■ **WORK REQUIRED**: Identify each line in the records below that contains the word "have", and copy it.

■ **INFORMATION SUPPLIED**:
--- start ---

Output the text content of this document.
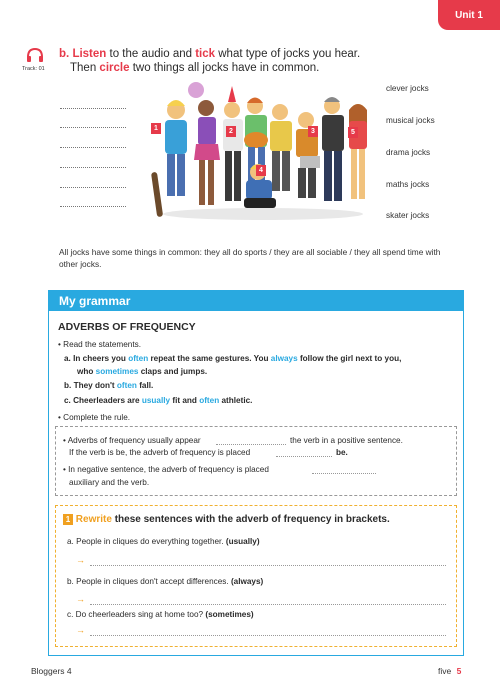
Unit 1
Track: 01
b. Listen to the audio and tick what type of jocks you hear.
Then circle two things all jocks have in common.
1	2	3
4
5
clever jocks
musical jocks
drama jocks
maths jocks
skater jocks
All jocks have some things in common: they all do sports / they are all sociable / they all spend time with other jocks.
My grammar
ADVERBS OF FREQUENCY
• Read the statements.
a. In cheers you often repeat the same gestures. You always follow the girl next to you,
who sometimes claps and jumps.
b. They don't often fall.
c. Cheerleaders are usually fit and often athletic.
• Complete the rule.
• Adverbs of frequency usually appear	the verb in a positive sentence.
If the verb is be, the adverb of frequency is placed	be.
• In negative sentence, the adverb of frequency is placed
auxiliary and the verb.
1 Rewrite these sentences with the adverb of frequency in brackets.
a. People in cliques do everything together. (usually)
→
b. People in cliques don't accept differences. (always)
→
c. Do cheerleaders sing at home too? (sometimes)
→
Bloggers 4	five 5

--- end ---
--- start ---

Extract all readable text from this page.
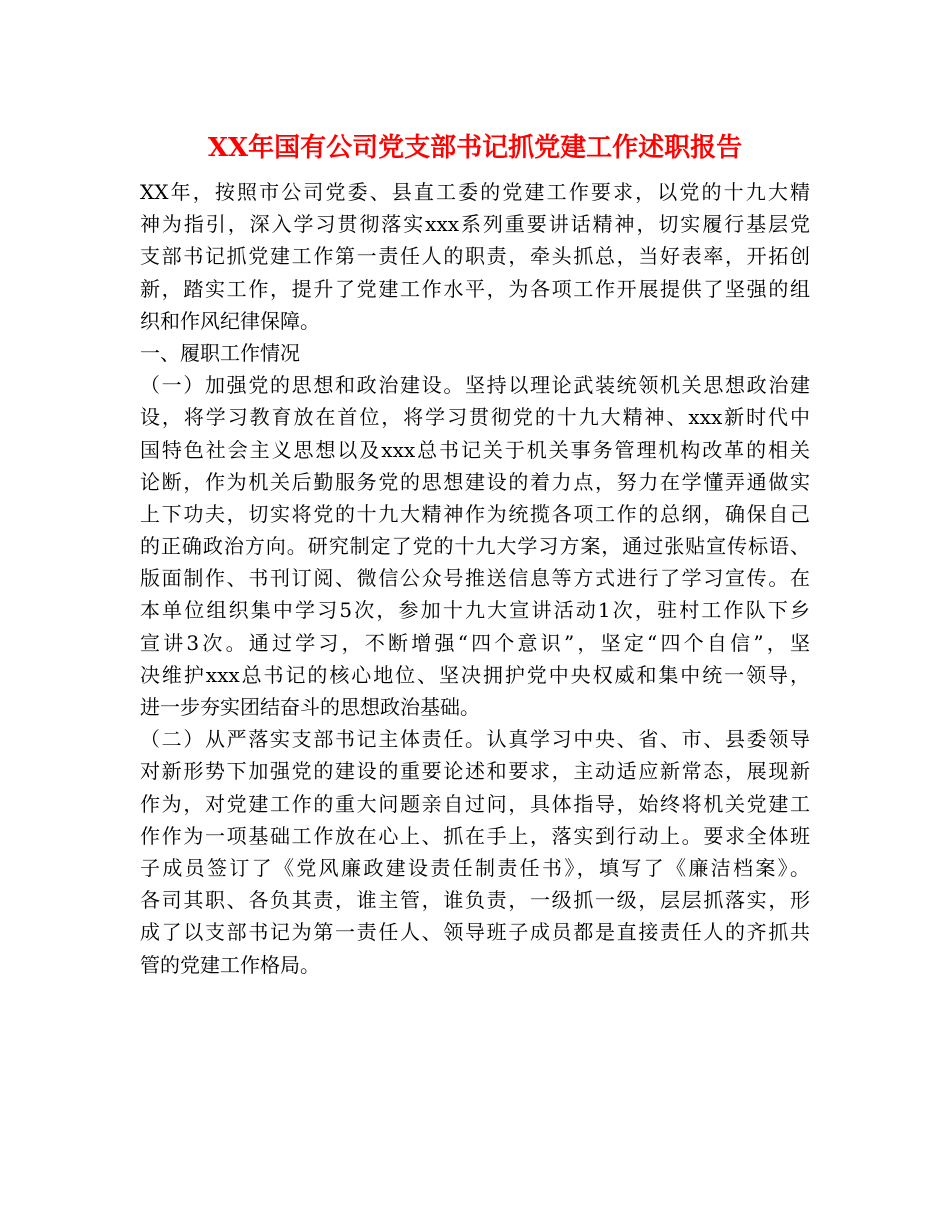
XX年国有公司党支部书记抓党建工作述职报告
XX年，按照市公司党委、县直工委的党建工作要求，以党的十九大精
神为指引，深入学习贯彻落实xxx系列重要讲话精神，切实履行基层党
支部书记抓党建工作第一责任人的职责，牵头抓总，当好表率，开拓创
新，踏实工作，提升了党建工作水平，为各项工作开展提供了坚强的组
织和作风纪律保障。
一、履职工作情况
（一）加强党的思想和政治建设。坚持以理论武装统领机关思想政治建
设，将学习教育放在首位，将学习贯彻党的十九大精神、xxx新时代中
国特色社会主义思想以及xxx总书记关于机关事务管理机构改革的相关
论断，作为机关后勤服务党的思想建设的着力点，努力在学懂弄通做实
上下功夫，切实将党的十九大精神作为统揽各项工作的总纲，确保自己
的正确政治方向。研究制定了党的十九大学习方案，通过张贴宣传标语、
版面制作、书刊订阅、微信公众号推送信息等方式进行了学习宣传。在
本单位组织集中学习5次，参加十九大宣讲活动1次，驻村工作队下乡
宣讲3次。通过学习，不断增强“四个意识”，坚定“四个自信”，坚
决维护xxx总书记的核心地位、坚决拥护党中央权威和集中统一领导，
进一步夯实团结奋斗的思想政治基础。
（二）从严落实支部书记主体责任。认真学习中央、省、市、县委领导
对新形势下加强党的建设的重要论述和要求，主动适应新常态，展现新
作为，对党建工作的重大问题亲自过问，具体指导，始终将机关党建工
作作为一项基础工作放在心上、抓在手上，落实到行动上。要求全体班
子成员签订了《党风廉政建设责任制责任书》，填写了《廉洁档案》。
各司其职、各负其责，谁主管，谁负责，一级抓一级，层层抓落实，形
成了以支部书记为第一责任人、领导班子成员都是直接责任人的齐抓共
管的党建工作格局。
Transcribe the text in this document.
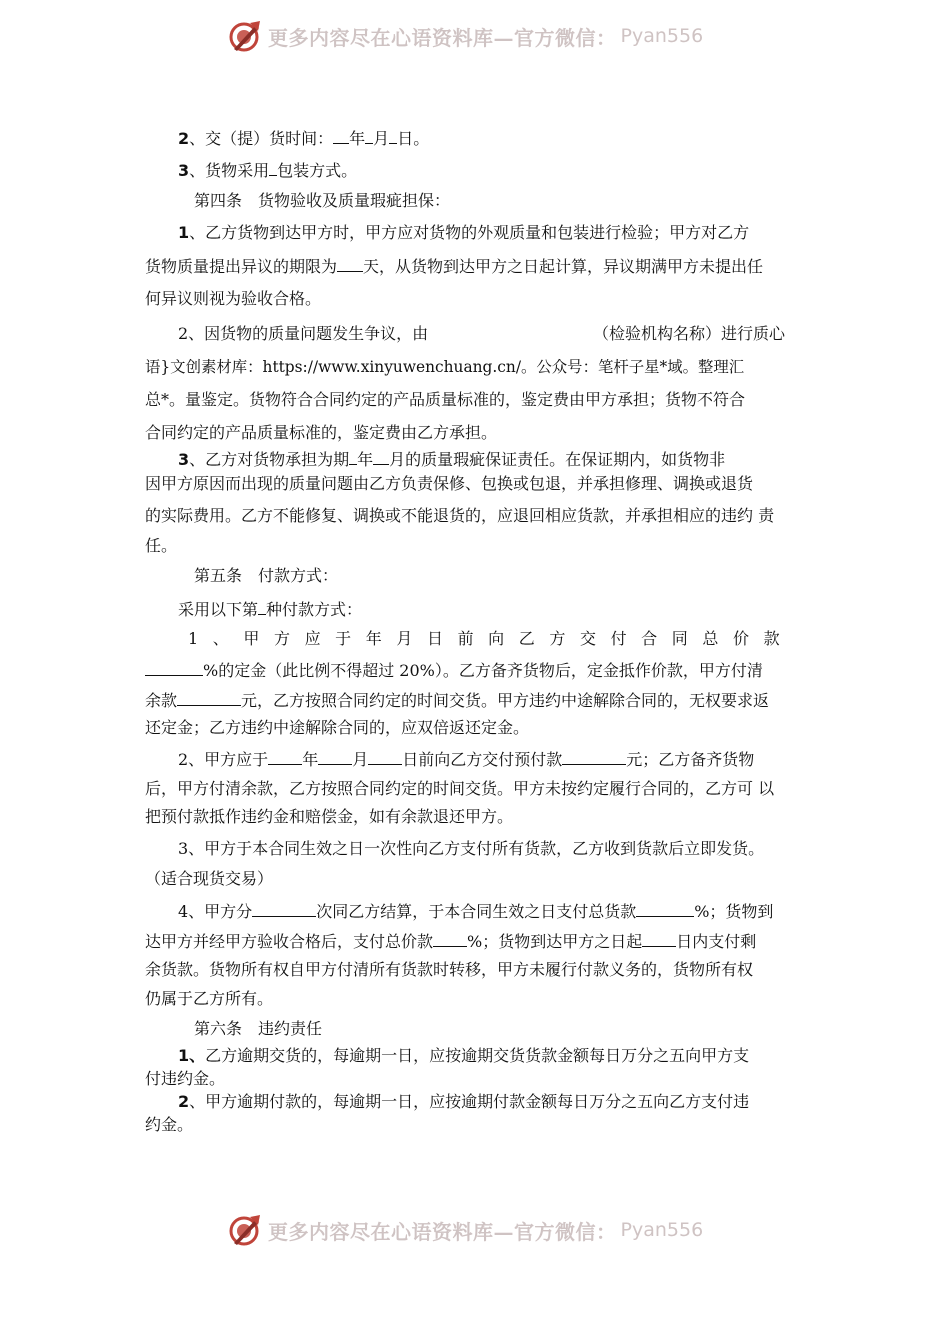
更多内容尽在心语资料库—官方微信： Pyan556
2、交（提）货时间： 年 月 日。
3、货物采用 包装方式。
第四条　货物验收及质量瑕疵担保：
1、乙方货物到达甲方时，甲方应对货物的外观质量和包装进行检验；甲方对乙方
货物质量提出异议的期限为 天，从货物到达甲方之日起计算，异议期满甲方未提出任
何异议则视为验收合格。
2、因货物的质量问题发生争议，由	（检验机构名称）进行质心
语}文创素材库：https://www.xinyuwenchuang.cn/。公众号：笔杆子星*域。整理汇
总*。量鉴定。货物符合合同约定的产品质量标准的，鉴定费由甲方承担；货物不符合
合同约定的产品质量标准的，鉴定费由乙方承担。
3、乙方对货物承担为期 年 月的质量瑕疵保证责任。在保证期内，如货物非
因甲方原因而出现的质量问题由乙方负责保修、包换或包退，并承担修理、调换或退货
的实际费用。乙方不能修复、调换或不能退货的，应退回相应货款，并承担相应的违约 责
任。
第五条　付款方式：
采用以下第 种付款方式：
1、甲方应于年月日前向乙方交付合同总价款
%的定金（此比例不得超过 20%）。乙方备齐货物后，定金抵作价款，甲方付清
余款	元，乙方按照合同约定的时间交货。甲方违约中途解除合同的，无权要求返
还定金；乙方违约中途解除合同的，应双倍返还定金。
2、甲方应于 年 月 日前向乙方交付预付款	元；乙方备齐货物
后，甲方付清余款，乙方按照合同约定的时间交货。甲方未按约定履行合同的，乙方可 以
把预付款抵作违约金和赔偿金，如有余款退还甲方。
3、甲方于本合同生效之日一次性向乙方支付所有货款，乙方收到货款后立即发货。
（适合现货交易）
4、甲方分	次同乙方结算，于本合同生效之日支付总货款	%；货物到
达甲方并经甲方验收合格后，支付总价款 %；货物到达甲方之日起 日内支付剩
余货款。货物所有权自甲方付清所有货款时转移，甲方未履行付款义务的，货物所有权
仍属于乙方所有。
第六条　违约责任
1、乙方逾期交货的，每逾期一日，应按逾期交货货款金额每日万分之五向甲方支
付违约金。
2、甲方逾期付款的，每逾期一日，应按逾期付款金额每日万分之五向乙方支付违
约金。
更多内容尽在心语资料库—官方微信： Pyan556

--- end ---

■ **REPLY TO THE TASK**:
Then circle two things all jocks have in common.
All jocks have some things in common: they all do sports / they are all sociable / they all spend time with other jocks.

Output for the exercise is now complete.